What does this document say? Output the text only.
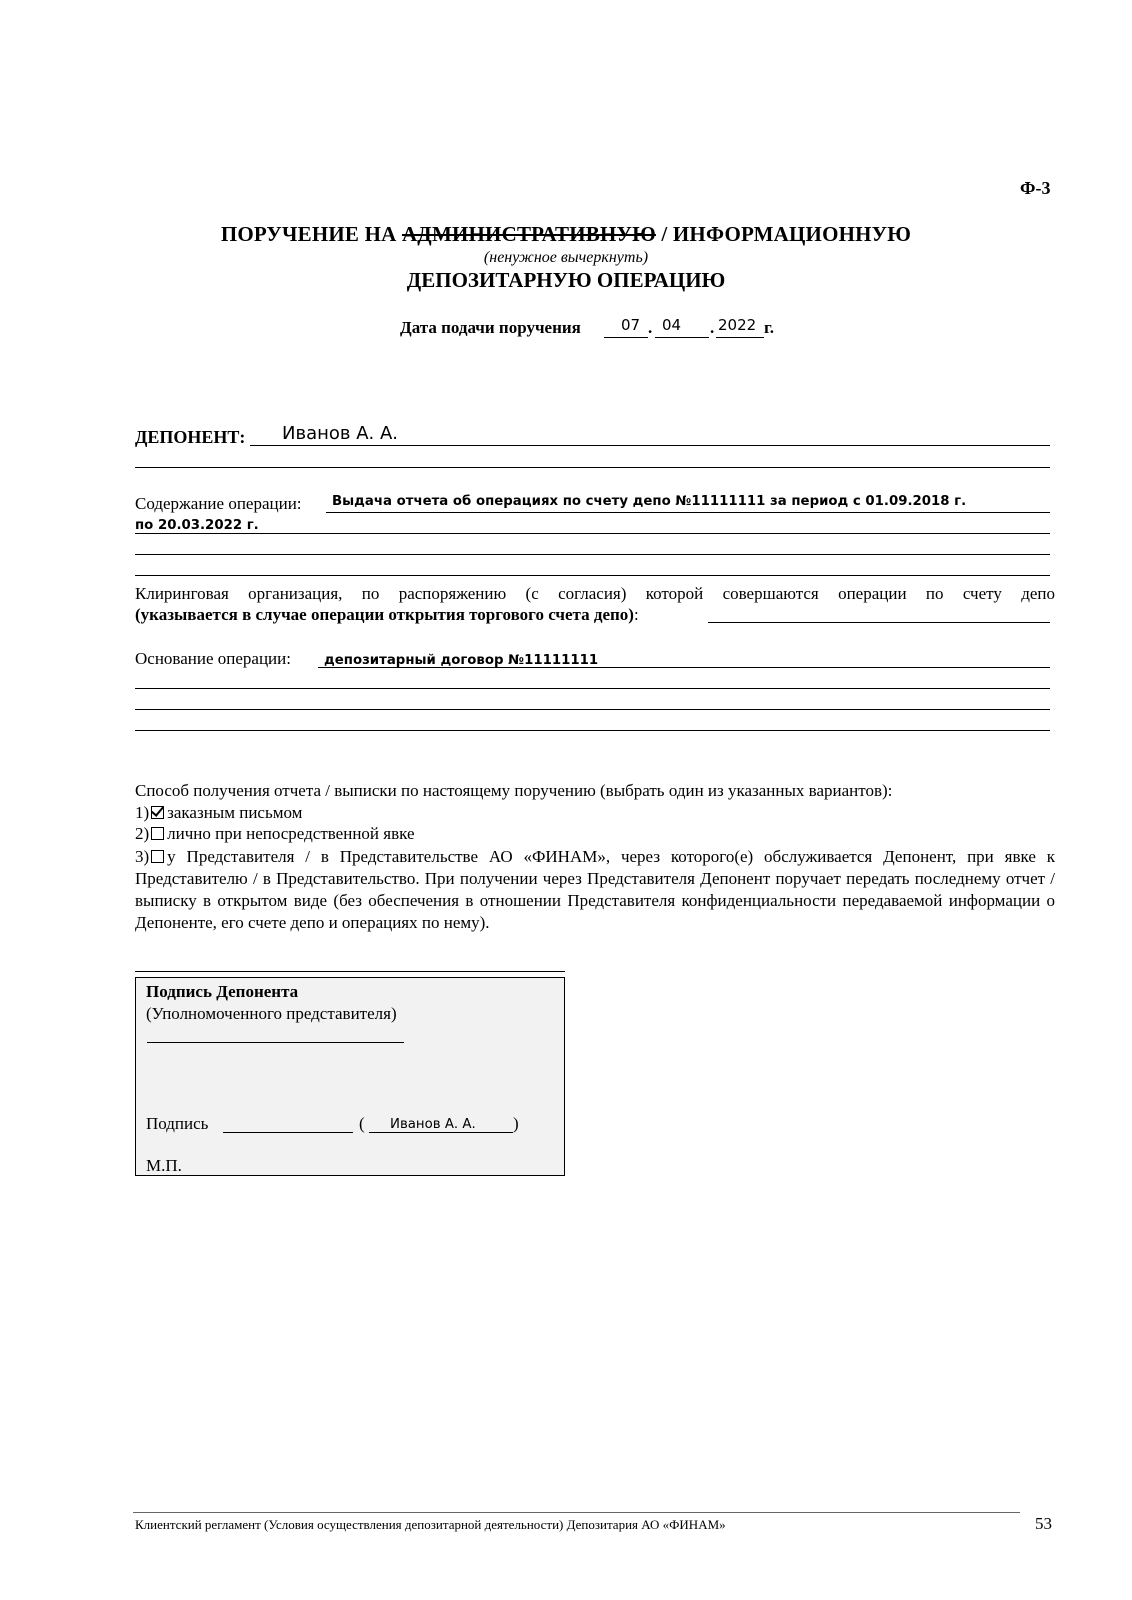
Ф-3
ПОРУЧЕНИЕ НА АДМИНИСТРАТИВНУЮ / ИНФОРМАЦИОННУЮ
(ненужное вычеркнуть)
ДЕПОЗИТАРНУЮ ОПЕРАЦИЮ
Дата подачи поручения	07 . 04 . 2022 г.
ДЕПОНЕНТ: Иванов А. А.
Содержание операции: Выдача отчета об операциях по счету депо №11111111 за период с 01.09.2018 г.
по 20.03.2022 г.
Клиринговая организация, по распоряжению (с согласия) которой совершаются операции по счету депо
(указывается в случае операции открытия торгового счета депо):
Основание операции: депозитарный договор №11111111
Способ получения отчета / выписки по настоящему поручению (выбрать один из указанных вариантов):
1) заказным письмом
2) лично при непосредственной явке
3) у Представителя / в Представительстве АО «ФИНАМ», через которого(е) обслуживается Депонент, при явке к Представителю / в Представительство. При получении через Представителя Депонент поручает передать последнему отчет / выписку в открытом виде (без обеспечения в отношении Представителя конфиденциальности передаваемой информации о Депоненте, его счете депо и операциях по нему).
Подпись Депонента
(Уполномоченного представителя)
Подпись	( Иванов А. А. )
М.П.
Клиентский регламент (Условия осуществления депозитарной деятельности) Депозитария АО «ФИНАМ»	53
◇ ◇ ◇ ◇ ◇ ◇ ◇
Retype the data above exactly; pictures are not part of the copy.

Completed exercise »
What does this document say? Output the text only.
Ф-3
ПОРУЧЕНИЕ НА АДМИНИСТРАТИВНУЮ / ИНФОРМАЦИОННУЮ
(ненужное вычеркнуть)
ДЕПОЗИТАРНУЮ ОПЕРАЦИЮ
Дата подачи поручения	07 . 04 . 2022 г.
ДЕПОНЕНТ: Иванов А. А.
Содержание операции: Выдача отчета об операциях по счету депо №11111111 за период с 01.09.2018 г.
по 20.03.2022 г.
Клиринговая организация, по распоряжению (с согласия) которой совершаются операции по счету депо
(указывается в случае операции открытия торгового счета депо):
Основание операции: депозитарный договор №11111111
Способ получения отчета / выписки по настоящему поручению (выбрать один из указанных вариантов):
1) заказным письмом
2) лично при непосредственной явке
3) у Представителя / в Представительстве АО «ФИНАМ», через которого(е) обслуживается Депонент, при явке к Представителю / в Представительство. При получении через Представителя Депонент поручает передать последнему отчет / выписку в открытом виде (без обеспечения в отношении Представителя конфиденциальности передаваемой информации о Депоненте, его счете депо и операциях по нему).
Подпись Депонента
(Уполномоченного представителя)
Подпись	( Иванов А. А. )
М.П.
Клиентский регламент (Условия осуществления депозитарной деятельности) Депозитария АО «ФИНАМ»	53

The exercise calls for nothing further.